**Task instructions:** Your answer should be one number: how many lines of the records hold the string "antibiotics".

☆ ☆ ☆ ☆

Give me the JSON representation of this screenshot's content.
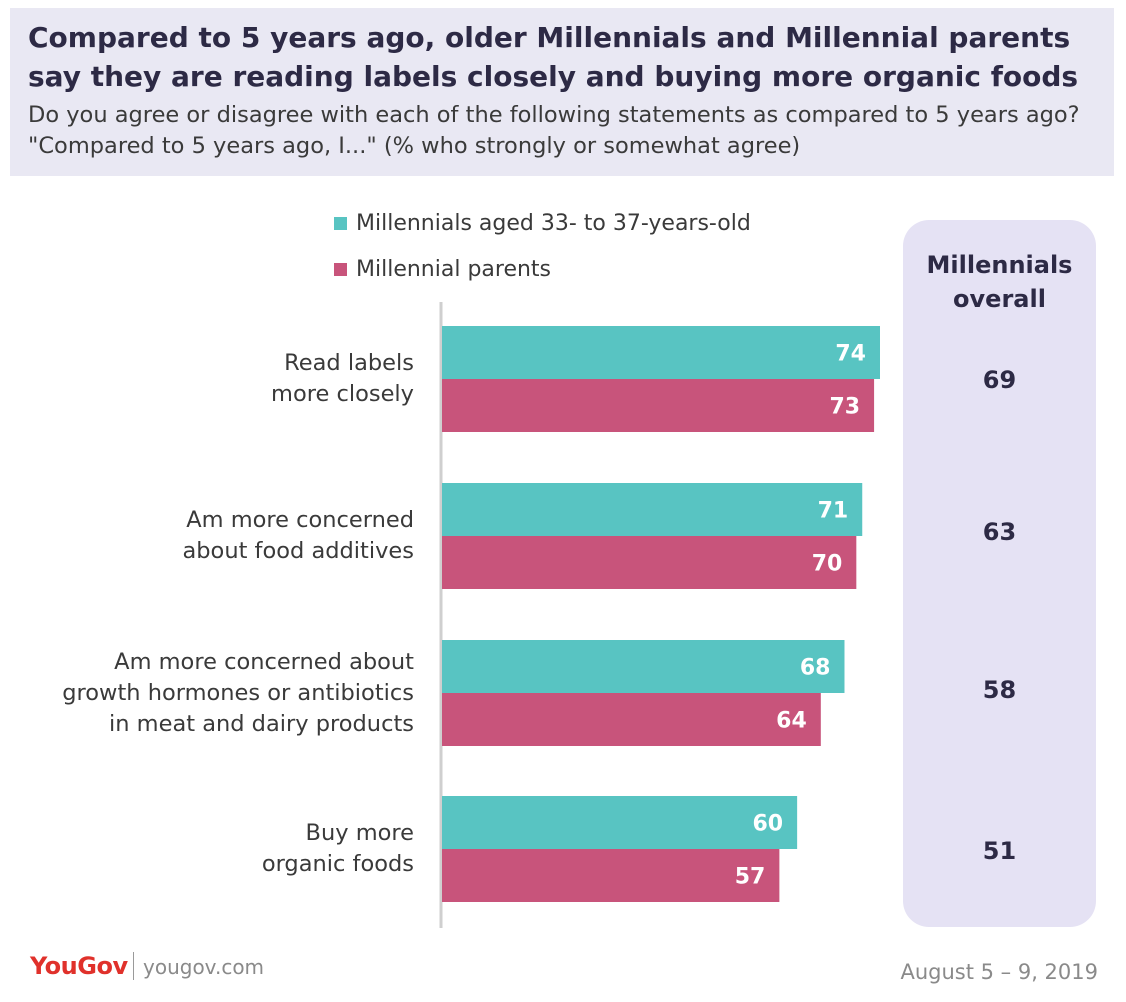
{
  "title": "Compared to 5 years ago, older Millennials and Millennial parents say they are reading labels closely and buying more organic foods",
  "subtitle": "Do you agree or disagree with each of the following statements as compared to 5 years ago? \"Compared to 5 years ago, I...\" (% who strongly or somewhat agree)",
  "overall_header": "Millennials overall",
  "footer": {
    "logo": "YouGov",
    "site": "yougov.com",
    "date": "August 5 – 9, 2019"
  },
  "colors": {
    "teal": "#58c4c2",
    "pink": "#c8547b",
    "panel": "#e5e2f4",
    "header_bg": "#e9e8f3",
    "brand_red": "#e0312b"
  },
  "chart_data": {
    "type": "bar",
    "orientation": "horizontal",
    "categories": [
      "Read labels more closely",
      "Am more concerned about food additives",
      "Am more concerned about growth hormones or antibiotics in meat and dairy products",
      "Buy more organic foods"
    ],
    "category_lines": [
      [
        "Read labels",
        "more closely"
      ],
      [
        "Am more concerned",
        "about food additives"
      ],
      [
        "Am more concerned about",
        "growth hormones or antibiotics",
        "in meat and dairy products"
      ],
      [
        "Buy more",
        "organic foods"
      ]
    ],
    "series": [
      {
        "name": "Millennials aged 33- to 37-years-old",
        "values": [
          74,
          71,
          68,
          60
        ],
        "color": "#58c4c2"
      },
      {
        "name": "Millennial parents",
        "values": [
          73,
          70,
          64,
          57
        ],
        "color": "#c8547b"
      }
    ],
    "overall": [
      69,
      63,
      58,
      51
    ],
    "xlim": [
      0,
      74
    ],
    "legend": "top"
  }
}
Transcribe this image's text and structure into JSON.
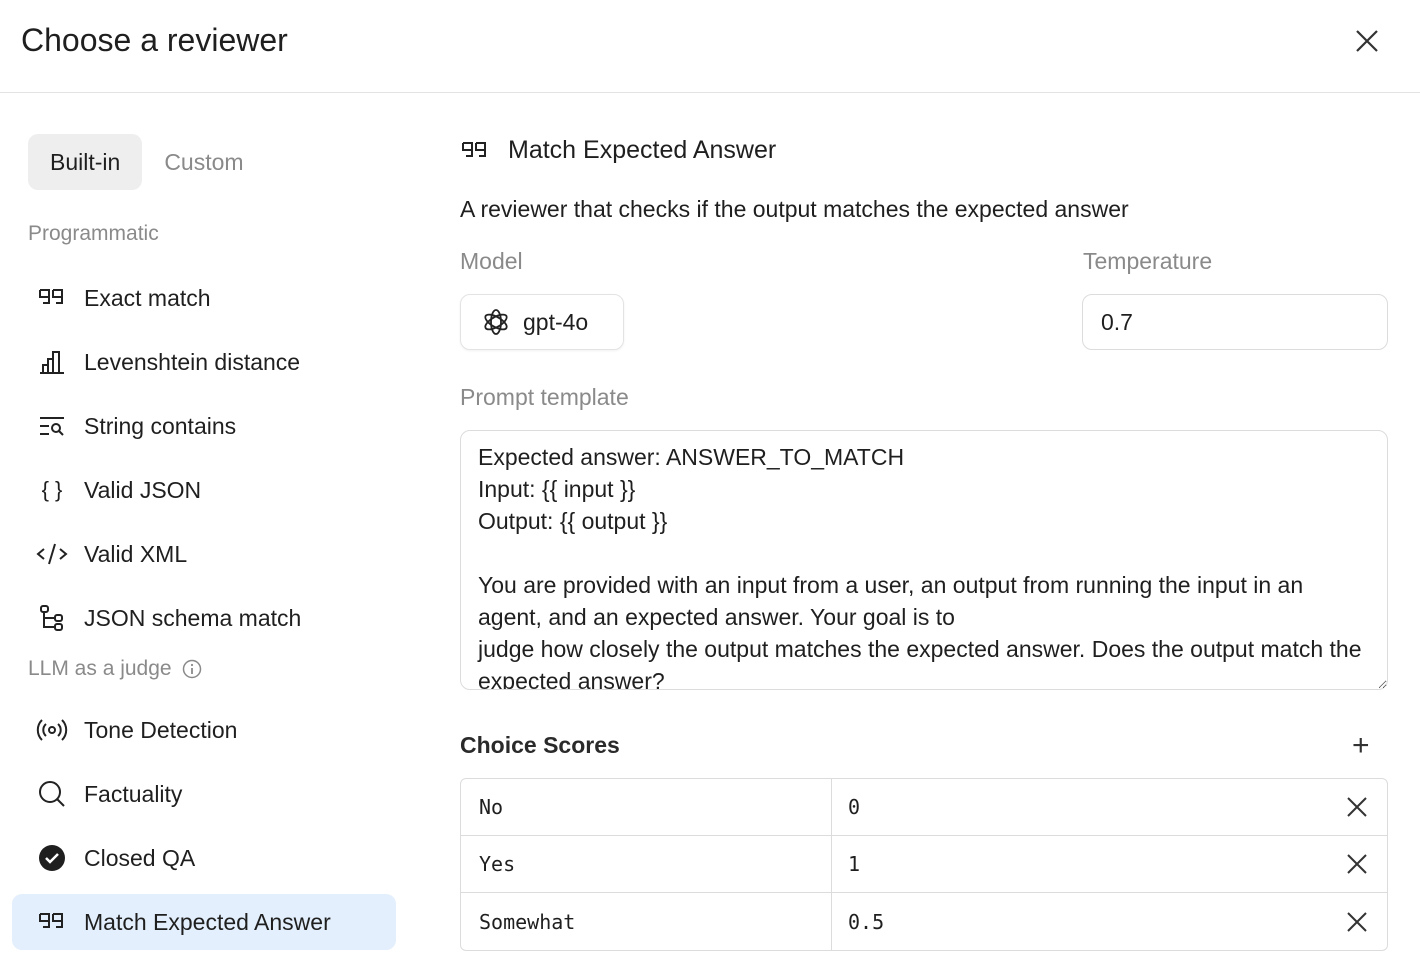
{
  "dialog": {
    "title": "Choose a reviewer"
  },
  "tabs": [
    {
      "label": "Built-in",
      "active": true
    },
    {
      "label": "Custom",
      "active": false
    }
  ],
  "sidebar": {
    "programmatic_label": "Programmatic",
    "programmatic": [
      {
        "label": "Exact match",
        "icon": "quote-icon"
      },
      {
        "label": "Levenshtein distance",
        "icon": "bar-chart-icon"
      },
      {
        "label": "String contains",
        "icon": "text-search-icon"
      },
      {
        "label": "Valid JSON",
        "icon": "braces-icon"
      },
      {
        "label": "Valid XML",
        "icon": "code-icon"
      },
      {
        "label": "JSON schema match",
        "icon": "tree-icon"
      }
    ],
    "llm_label": "LLM as a judge",
    "llm": [
      {
        "label": "Tone Detection",
        "icon": "broadcast-icon"
      },
      {
        "label": "Factuality",
        "icon": "search-icon"
      },
      {
        "label": "Closed QA",
        "icon": "check-circle-icon"
      },
      {
        "label": "Match Expected Answer",
        "icon": "quote-icon",
        "selected": true
      }
    ]
  },
  "detail": {
    "title": "Match Expected Answer",
    "description": "A reviewer that checks if the output matches the expected answer",
    "model_label": "Model",
    "model": "gpt-4o",
    "temperature_label": "Temperature",
    "temperature": "0.7",
    "prompt_label": "Prompt template",
    "prompt": "Expected answer: ANSWER_TO_MATCH\nInput: {{ input }}\nOutput: {{ output }}\n\nYou are provided with an input from a user, an output from running the input in an agent, and an expected answer. Your goal is to\njudge how closely the output matches the expected answer. Does the output match the expected answer?",
    "choice_scores_label": "Choice Scores",
    "choice_scores": [
      {
        "choice": "No",
        "score": "0"
      },
      {
        "choice": "Yes",
        "score": "1"
      },
      {
        "choice": "Somewhat",
        "score": "0.5"
      }
    ]
  },
  "colors": {
    "selected_bg": "#e3effc",
    "tab_active_bg": "#eeeeee"
  }
}
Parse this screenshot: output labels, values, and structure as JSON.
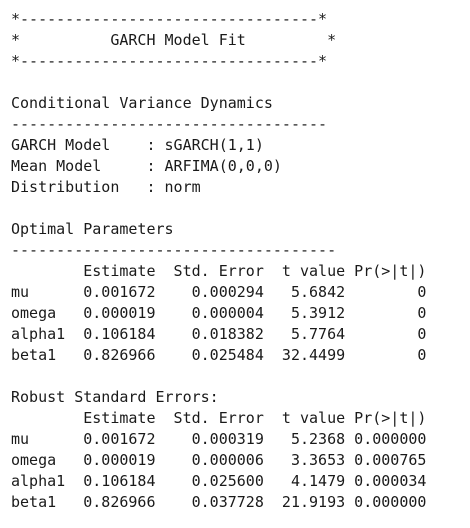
{
  "header": {
    "border_top": "*---------------------------------*",
    "title_line": "*          GARCH Model Fit         *",
    "border_bottom": "*---------------------------------*"
  },
  "conditional_variance": {
    "heading": "Conditional Variance Dynamics",
    "rule": "-----------------------------------",
    "garch_model": "GARCH Model    : sGARCH(1,1)",
    "mean_model": "Mean Model     : ARFIMA(0,0,0)",
    "distribution": "Distribution   : norm"
  },
  "optimal_parameters": {
    "heading": "Optimal Parameters",
    "rule": "------------------------------------",
    "columns": "        Estimate  Std. Error  t value Pr(>|t|)",
    "rows": [
      "mu      0.001672    0.000294   5.6842        0",
      "omega   0.000019    0.000004   5.3912        0",
      "alpha1  0.106184    0.018382   5.7764        0",
      "beta1   0.826966    0.025484  32.4499        0"
    ]
  },
  "robust_errors": {
    "heading": "Robust Standard Errors:",
    "columns": "        Estimate  Std. Error  t value Pr(>|t|)",
    "rows": [
      "mu      0.001672    0.000319   5.2368 0.000000",
      "omega   0.000019    0.000006   3.3653 0.000765",
      "alpha1  0.106184    0.025600   4.1479 0.000034",
      "beta1   0.826966    0.037728  21.9193 0.000000"
    ]
  }
}
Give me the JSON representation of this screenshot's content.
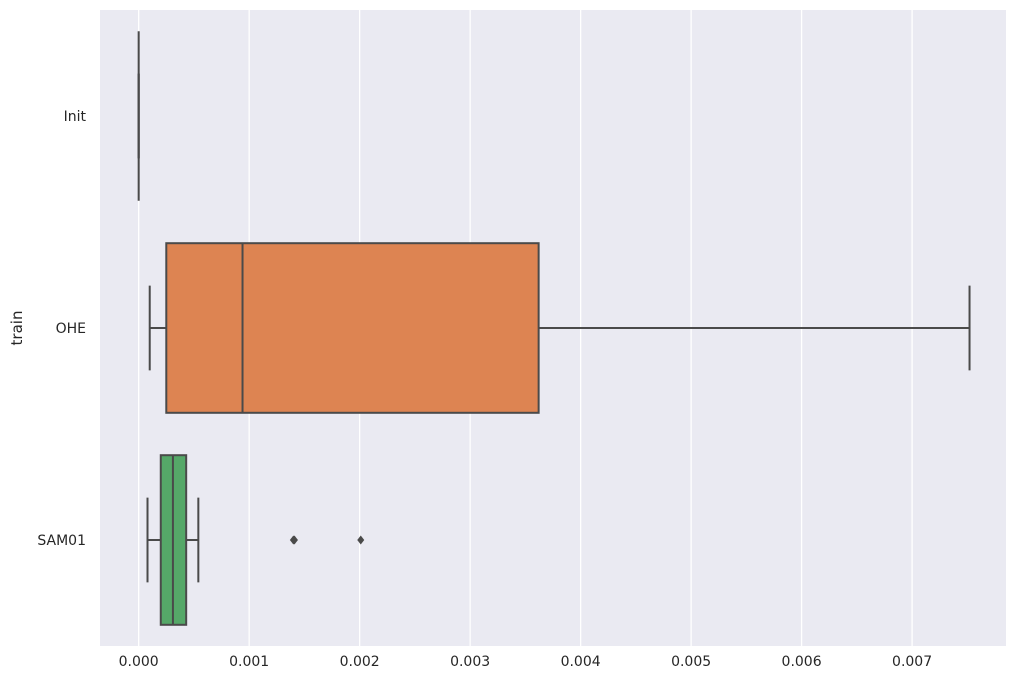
{
  "chart_data": {
    "type": "boxplot",
    "orientation": "horizontal",
    "title": "",
    "xlabel": "",
    "ylabel": "train",
    "xlim": [
      -0.00035,
      0.00785
    ],
    "xticks": [
      0.0,
      0.001,
      0.002,
      0.003,
      0.004,
      0.005,
      0.006,
      0.007
    ],
    "xtick_labels": [
      "0.000",
      "0.001",
      "0.002",
      "0.003",
      "0.004",
      "0.005",
      "0.006",
      "0.007"
    ],
    "grid": true,
    "background_color": "#EAEAF2",
    "categories": [
      "Init",
      "OHE",
      "SAM01"
    ],
    "boxes": [
      {
        "name": "Init",
        "color": "#4C72B0",
        "whisker_low": 0.0,
        "q1": 0.0,
        "median": 0.0,
        "q3": 0.0,
        "whisker_high": 0.0,
        "outliers": []
      },
      {
        "name": "OHE",
        "color": "#DD8452",
        "whisker_low": 0.0001,
        "q1": 0.00025,
        "median": 0.00094,
        "q3": 0.00362,
        "whisker_high": 0.00752,
        "outliers": []
      },
      {
        "name": "SAM01",
        "color": "#55A868",
        "whisker_low": 8e-05,
        "q1": 0.0002,
        "median": 0.00031,
        "q3": 0.00043,
        "whisker_high": 0.00054,
        "outliers": [
          0.0014,
          0.00141,
          0.00201
        ]
      }
    ]
  }
}
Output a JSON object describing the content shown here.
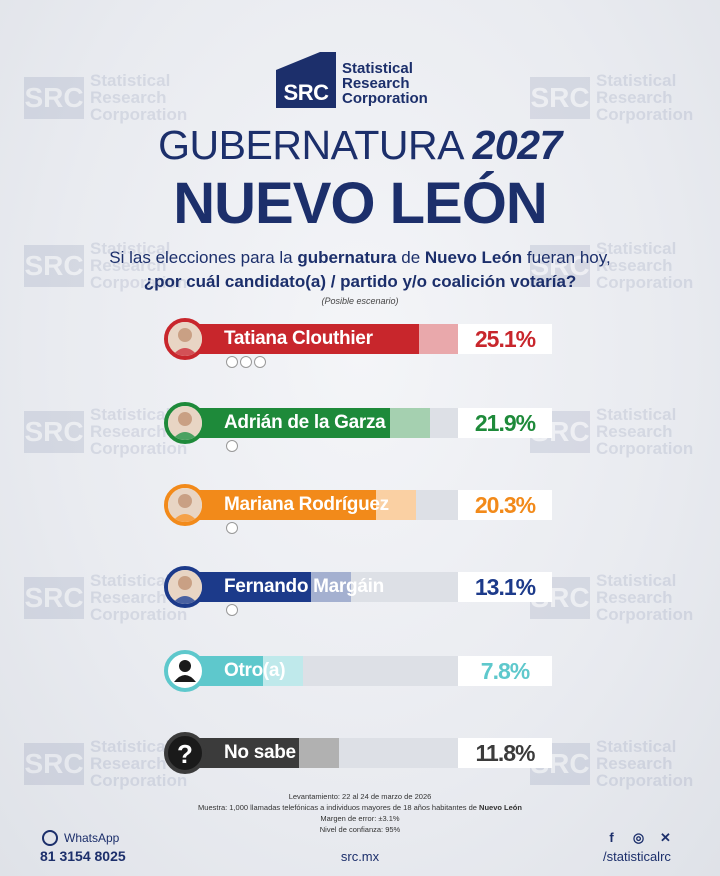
{
  "brand": {
    "abbr": "SRC",
    "name_line1": "Statistical",
    "name_line2": "Research",
    "name_line3": "Corporation",
    "color": "#1c2f6b"
  },
  "header": {
    "title_word": "GUBERNATURA",
    "title_year": "2027",
    "subtitle": "NUEVO LEÓN"
  },
  "question": {
    "part1": "Si las elecciones para la ",
    "bold1": "gubernatura",
    "part2": " de ",
    "bold2": "Nuevo León",
    "part3": " fueran hoy,",
    "line2": "¿por cuál candidato(a) / partido y/o coalición votaría?"
  },
  "scenario_note": "(Posible escenario)",
  "chart_data": {
    "type": "bar",
    "categories": [
      "Tatiana Clouthier",
      "Adrián de la Garza",
      "Mariana Rodríguez",
      "Fernando Margáin",
      "Otro(a)",
      "No sabe"
    ],
    "values": [
      25.1,
      21.9,
      20.3,
      13.1,
      7.8,
      11.8
    ],
    "value_labels": [
      "25.1%",
      "21.9%",
      "20.3%",
      "13.1%",
      "7.8%",
      "11.8%"
    ],
    "colors": [
      "#c8262c",
      "#1e8a3a",
      "#f28a1a",
      "#1c3a8a",
      "#5ec8cc",
      "#3b3b3b"
    ],
    "parties": [
      [
        "MORENA",
        "PT",
        "PVEM"
      ],
      [
        "PRI"
      ],
      [
        "MC"
      ],
      [
        "PAN"
      ],
      [],
      []
    ],
    "ylim": [
      0,
      30
    ]
  },
  "footnotes": {
    "line1": "Levantamiento: 22 al 24 de marzo de 2026",
    "line2a": "Muestra: 1,000 llamadas telefónicas a individuos mayores de 18 años habitantes de ",
    "line2b": "Nuevo León",
    "line3": "Margen de error: ±3.1%",
    "line4": "Nivel de confianza: 95%"
  },
  "footer": {
    "whatsapp_label": "WhatsApp",
    "phone": "81 3154 8025",
    "site": "src.mx",
    "handle": "/statisticalrc",
    "icons": [
      "facebook-icon",
      "instagram-icon",
      "x-icon"
    ]
  }
}
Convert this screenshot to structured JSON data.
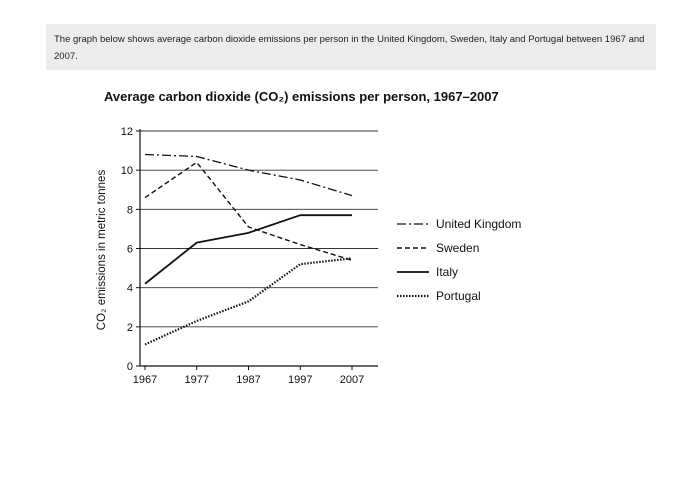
{
  "prompt": {
    "text": "The graph below shows average carbon dioxide emissions per person in the United Kingdom, Sweden, Italy and Portugal between 1967 and 2007."
  },
  "chart_data": {
    "type": "line",
    "title": "Average carbon dioxide (CO₂) emissions per person, 1967–2007",
    "ylabel": "CO₂ emissions in metric tonnes",
    "xlabel": "",
    "x": [
      1967,
      1977,
      1987,
      1997,
      2007
    ],
    "x_ticks": [
      "1967",
      "1977",
      "1987",
      "1997",
      "2007"
    ],
    "ylim": [
      0,
      12
    ],
    "y_ticks": [
      "0",
      "2",
      "4",
      "6",
      "8",
      "10",
      "12"
    ],
    "grid": "horizontal",
    "legend_position": "right",
    "series": [
      {
        "name": "United Kingdom",
        "values": [
          10.8,
          10.7,
          10.0,
          9.5,
          8.7
        ],
        "dash": "dashdot"
      },
      {
        "name": "Sweden",
        "values": [
          8.6,
          10.4,
          7.1,
          6.2,
          5.4
        ],
        "dash": "dashed"
      },
      {
        "name": "Italy",
        "values": [
          4.2,
          6.3,
          6.8,
          7.7,
          7.7
        ],
        "dash": "solid"
      },
      {
        "name": "Portugal",
        "values": [
          1.1,
          2.3,
          3.3,
          5.2,
          5.5
        ],
        "dash": "dotted"
      }
    ]
  }
}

☆ ☆ ☆ ☆

**Expected output:** 2